Dataset rows
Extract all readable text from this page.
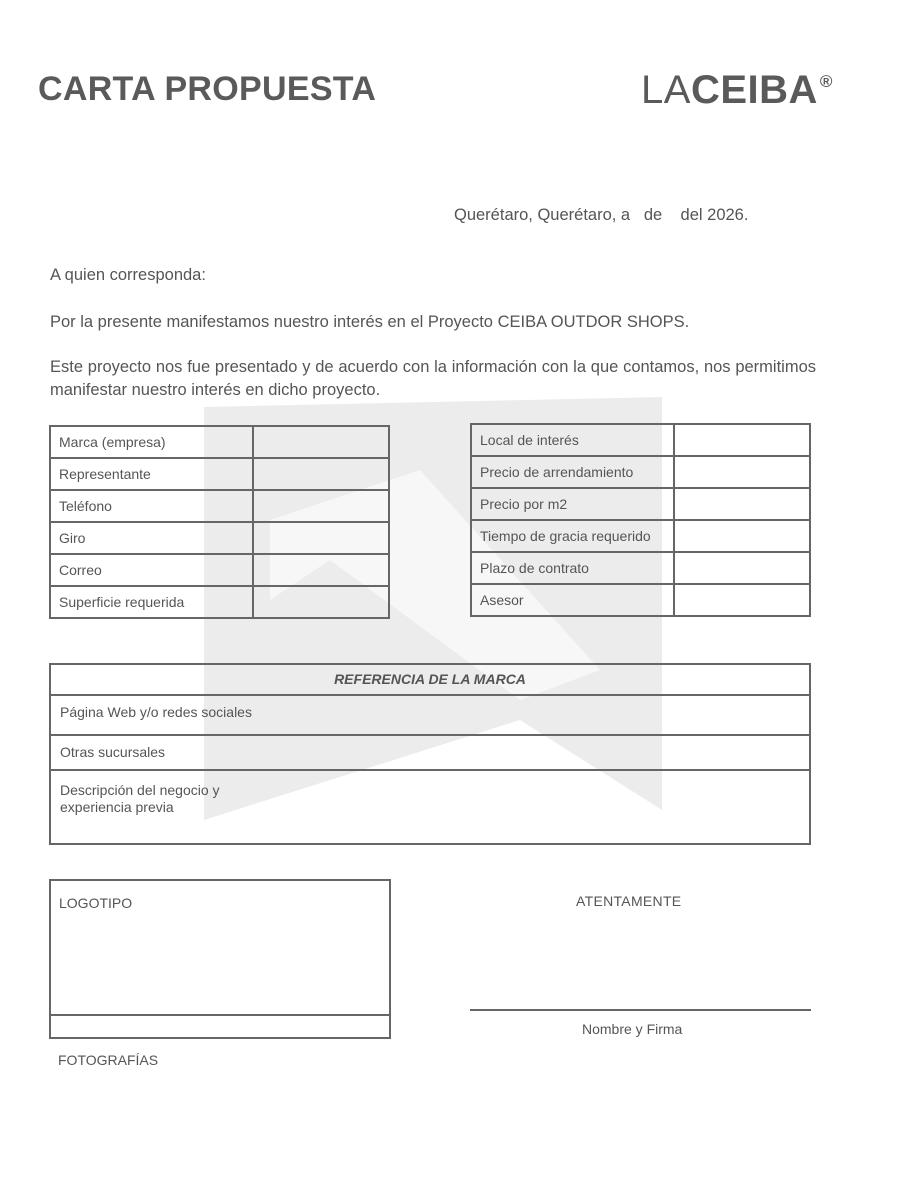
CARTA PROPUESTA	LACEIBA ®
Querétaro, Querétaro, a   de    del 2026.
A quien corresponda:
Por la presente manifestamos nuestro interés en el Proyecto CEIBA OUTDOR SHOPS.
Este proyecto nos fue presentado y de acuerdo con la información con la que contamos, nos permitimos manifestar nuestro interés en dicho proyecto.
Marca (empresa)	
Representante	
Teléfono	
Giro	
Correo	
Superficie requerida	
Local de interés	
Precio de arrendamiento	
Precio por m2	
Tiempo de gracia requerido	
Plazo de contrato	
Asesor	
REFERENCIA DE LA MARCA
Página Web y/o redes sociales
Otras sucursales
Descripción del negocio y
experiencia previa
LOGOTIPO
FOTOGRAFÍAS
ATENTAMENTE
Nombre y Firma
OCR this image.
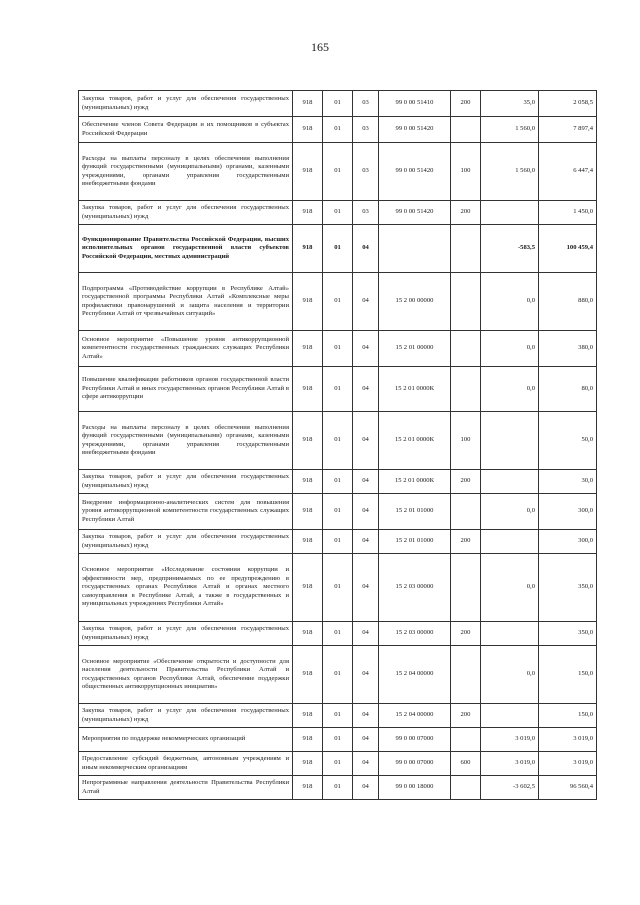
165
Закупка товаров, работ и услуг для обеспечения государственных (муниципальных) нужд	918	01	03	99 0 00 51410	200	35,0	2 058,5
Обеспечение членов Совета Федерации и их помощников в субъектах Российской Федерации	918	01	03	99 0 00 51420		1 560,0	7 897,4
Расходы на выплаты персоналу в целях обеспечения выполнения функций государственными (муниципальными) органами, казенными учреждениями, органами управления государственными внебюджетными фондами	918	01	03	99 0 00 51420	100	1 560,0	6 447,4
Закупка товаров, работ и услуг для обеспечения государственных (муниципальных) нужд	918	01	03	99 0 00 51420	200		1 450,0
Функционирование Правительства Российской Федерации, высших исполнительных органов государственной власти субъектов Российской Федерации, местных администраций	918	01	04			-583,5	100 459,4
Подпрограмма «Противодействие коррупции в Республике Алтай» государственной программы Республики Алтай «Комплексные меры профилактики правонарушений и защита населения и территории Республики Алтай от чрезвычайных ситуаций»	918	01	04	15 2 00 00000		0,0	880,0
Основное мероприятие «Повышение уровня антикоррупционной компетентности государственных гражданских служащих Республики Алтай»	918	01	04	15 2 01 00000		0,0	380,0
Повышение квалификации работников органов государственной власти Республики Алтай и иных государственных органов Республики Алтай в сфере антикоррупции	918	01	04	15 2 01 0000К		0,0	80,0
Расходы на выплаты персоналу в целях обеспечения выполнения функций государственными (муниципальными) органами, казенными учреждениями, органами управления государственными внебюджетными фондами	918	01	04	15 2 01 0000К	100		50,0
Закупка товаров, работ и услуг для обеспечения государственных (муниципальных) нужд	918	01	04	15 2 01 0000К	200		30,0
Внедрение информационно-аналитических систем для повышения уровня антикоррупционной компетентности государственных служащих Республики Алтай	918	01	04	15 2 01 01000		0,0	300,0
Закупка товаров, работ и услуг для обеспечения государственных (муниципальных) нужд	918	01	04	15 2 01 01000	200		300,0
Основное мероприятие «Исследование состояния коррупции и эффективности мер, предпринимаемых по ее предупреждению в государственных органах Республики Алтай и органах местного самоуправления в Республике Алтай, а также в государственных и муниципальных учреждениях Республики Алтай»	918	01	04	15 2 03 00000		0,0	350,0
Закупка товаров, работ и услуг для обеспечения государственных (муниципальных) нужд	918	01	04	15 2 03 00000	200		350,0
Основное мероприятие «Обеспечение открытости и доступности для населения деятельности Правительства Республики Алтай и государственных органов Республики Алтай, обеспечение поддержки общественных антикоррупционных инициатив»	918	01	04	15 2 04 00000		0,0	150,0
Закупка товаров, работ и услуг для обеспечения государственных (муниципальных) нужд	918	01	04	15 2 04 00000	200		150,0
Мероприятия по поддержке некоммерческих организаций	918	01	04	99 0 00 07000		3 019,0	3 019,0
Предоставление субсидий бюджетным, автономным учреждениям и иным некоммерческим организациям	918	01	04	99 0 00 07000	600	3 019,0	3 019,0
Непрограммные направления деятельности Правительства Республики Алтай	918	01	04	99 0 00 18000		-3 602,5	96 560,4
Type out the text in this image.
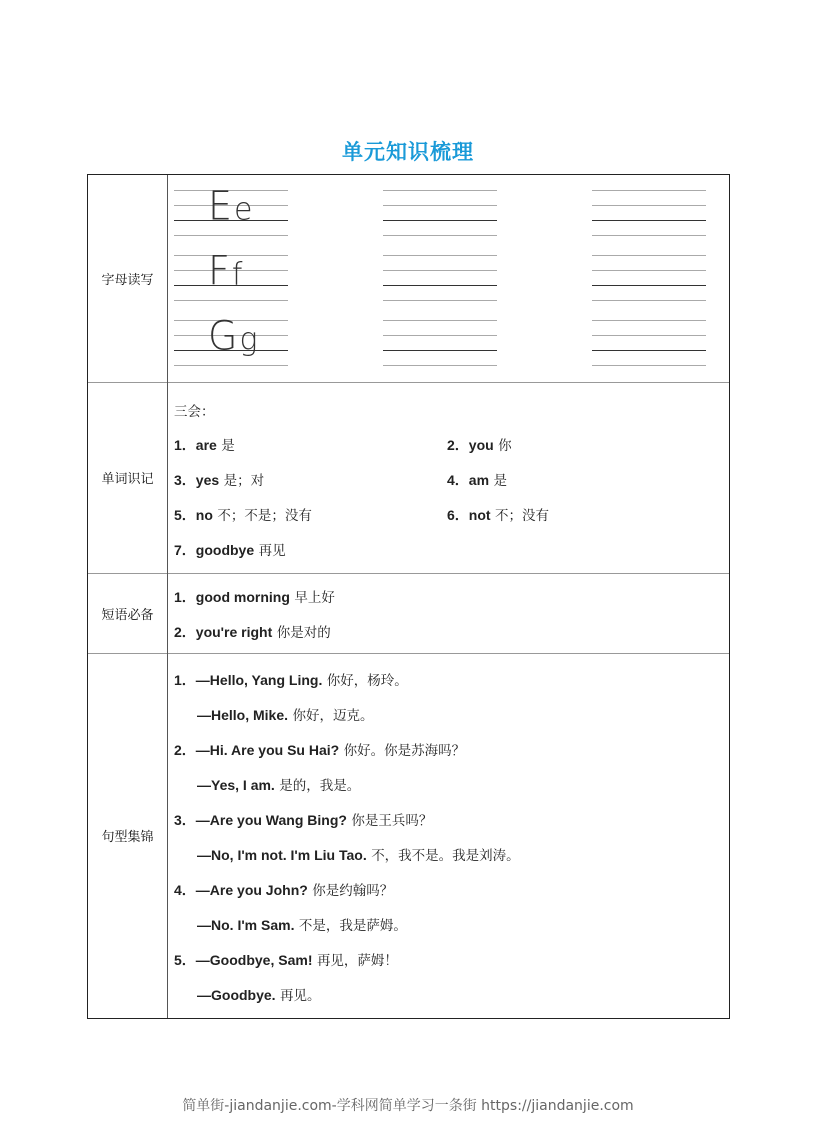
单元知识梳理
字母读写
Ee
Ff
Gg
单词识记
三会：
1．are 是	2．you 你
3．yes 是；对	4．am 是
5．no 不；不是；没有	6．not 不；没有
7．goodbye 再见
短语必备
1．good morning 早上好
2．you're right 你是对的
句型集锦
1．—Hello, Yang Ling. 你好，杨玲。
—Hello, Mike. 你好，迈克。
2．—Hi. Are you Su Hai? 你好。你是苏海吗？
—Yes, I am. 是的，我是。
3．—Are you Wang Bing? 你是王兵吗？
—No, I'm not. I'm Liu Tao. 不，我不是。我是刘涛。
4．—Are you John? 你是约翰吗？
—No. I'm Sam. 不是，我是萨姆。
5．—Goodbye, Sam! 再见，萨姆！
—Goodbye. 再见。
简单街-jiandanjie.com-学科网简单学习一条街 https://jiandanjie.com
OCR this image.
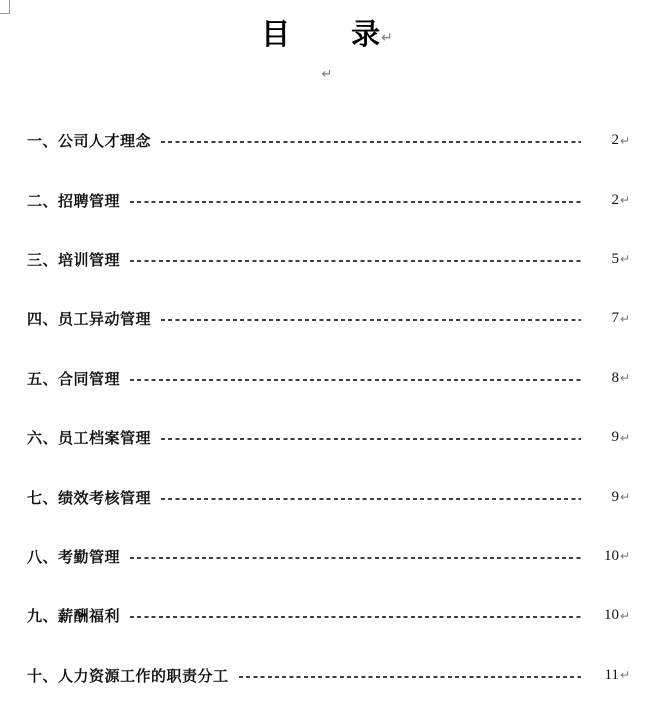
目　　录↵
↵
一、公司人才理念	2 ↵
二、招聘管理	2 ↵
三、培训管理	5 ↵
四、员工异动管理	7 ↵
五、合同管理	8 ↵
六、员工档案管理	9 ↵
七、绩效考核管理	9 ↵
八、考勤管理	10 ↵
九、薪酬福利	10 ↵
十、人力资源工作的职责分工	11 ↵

**What you are asked to do:** Transcribe the records above verbatim. Do not carry over any picture.

**Output below:**
Extract all readable text from this page.
CARTA PROPUESTA	LACEIBA ®
Querétaro, Querétaro, a   de    del 2026.
A quien corresponda:
Por la presente manifestamos nuestro interés en el Proyecto CEIBA OUTDOR SHOPS.
Este proyecto nos fue presentado y de acuerdo con la información con la que contamos, nos permitimos manifestar nuestro interés en dicho proyecto.
Marca (empresa)	
Representante	
Teléfono	
Giro	
Correo	
Superficie requerida	
Local de interés	
Precio de arrendamiento	
Precio por m2	
Tiempo de gracia requerido	
Plazo de contrato	
Asesor	
REFERENCIA DE LA MARCA
Página Web y/o redes sociales
Otras sucursales
Descripción del negocio y
experiencia previa
LOGOTIPO
FOTOGRAFÍAS
ATENTAMENTE
Nombre y Firma
OCR this image.
165
Закупка товаров, работ и услуг для обеспечения государственных (муниципальных) нужд	918	01	03	99 0 00 51410	200	35,0	2 058,5
Обеспечение членов Совета Федерации и их помощников в субъектах Российской Федерации	918	01	03	99 0 00 51420		1 560,0	7 897,4
Расходы на выплаты персоналу в целях обеспечения выполнения функций государственными (муниципальными) органами, казенными учреждениями, органами управления государственными внебюджетными фондами	918	01	03	99 0 00 51420	100	1 560,0	6 447,4
Закупка товаров, работ и услуг для обеспечения государственных (муниципальных) нужд	918	01	03	99 0 00 51420	200		1 450,0
Функционирование Правительства Российской Федерации, высших исполнительных органов государственной власти субъектов Российской Федерации, местных администраций	918	01	04			-583,5	100 459,4
Подпрограмма «Противодействие коррупции в Республике Алтай» государственной программы Республики Алтай «Комплексные меры профилактики правонарушений и защита населения и территории Республики Алтай от чрезвычайных ситуаций»	918	01	04	15 2 00 00000		0,0	880,0
Основное мероприятие «Повышение уровня антикоррупционной компетентности государственных гражданских служащих Республики Алтай»	918	01	04	15 2 01 00000		0,0	380,0
Повышение квалификации работников органов государственной власти Республики Алтай и иных государственных органов Республики Алтай в сфере антикоррупции	918	01	04	15 2 01 0000К		0,0	80,0
Расходы на выплаты персоналу в целях обеспечения выполнения функций государственными (муниципальными) органами, казенными учреждениями, органами управления государственными внебюджетными фондами	918	01	04	15 2 01 0000К	100		50,0
Закупка товаров, работ и услуг для обеспечения государственных (муниципальных) нужд	918	01	04	15 2 01 0000К	200		30,0
Внедрение информационно-аналитических систем для повышения уровня антикоррупционной компетентности государственных служащих Республики Алтай	918	01	04	15 2 01 01000		0,0	300,0
Закупка товаров, работ и услуг для обеспечения государственных (муниципальных) нужд	918	01	04	15 2 01 01000	200		300,0
Основное мероприятие «Исследование состояния коррупции и эффективности мер, предпринимаемых по ее предупреждению в государственных органах Республики Алтай и органах местного самоуправления в Республике Алтай, а также в государственных и муниципальных учреждениях Республики Алтай»	918	01	04	15 2 03 00000		0,0	350,0
Закупка товаров, работ и услуг для обеспечения государственных (муниципальных) нужд	918	01	04	15 2 03 00000	200		350,0
Основное мероприятие «Обеспечение открытости и доступности для населения деятельности Правительства Республики Алтай и государственных органов Республики Алтай, обеспечение поддержки общественных антикоррупционных инициатив»	918	01	04	15 2 04 00000		0,0	150,0
Закупка товаров, работ и услуг для обеспечения государственных (муниципальных) нужд	918	01	04	15 2 04 00000	200		150,0
Мероприятия по поддержке некоммерческих организаций	918	01	04	99 0 00 07000		3 019,0	3 019,0
Предоставление субсидий бюджетным, автономным учреждениям и иным некоммерческим организациям	918	01	04	99 0 00 07000	600	3 019,0	3 019,0
Непрограммные направления деятельности Правительства Республики Алтай	918	01	04	99 0 00 18000		-3 602,5	96 560,4
Type out the text in this image.
单元知识梳理
字母读写
Ee
Ff
Gg
单词识记
三会：
1．are 是	2．you 你
3．yes 是；对	4．am 是
5．no 不；不是；没有	6．not 不；没有
7．goodbye 再见
短语必备
1．good morning 早上好
2．you're right 你是对的
句型集锦
1．—Hello, Yang Ling. 你好，杨玲。
—Hello, Mike. 你好，迈克。
2．—Hi. Are you Su Hai? 你好。你是苏海吗？
—Yes, I am. 是的，我是。
3．—Are you Wang Bing? 你是王兵吗？
—No, I'm not. I'm Liu Tao. 不，我不是。我是刘涛。
4．—Are you John? 你是约翰吗？
—No. I'm Sam. 不是，我是萨姆。
5．—Goodbye, Sam! 再见，萨姆！
—Goodbye. 再见。
简单街-jiandanjie.com-学科网简单学习一条街 https://jiandanjie.com
OCR this image.
目　　录↵
↵
一、公司人才理念	2 ↵
二、招聘管理	2 ↵
三、培训管理	5 ↵
四、员工异动管理	7 ↵
五、合同管理	8 ↵
六、员工档案管理	9 ↵
七、绩效考核管理	9 ↵
八、考勤管理	10 ↵
九、薪酬福利	10 ↵
十、人力资源工作的职责分工	11 ↵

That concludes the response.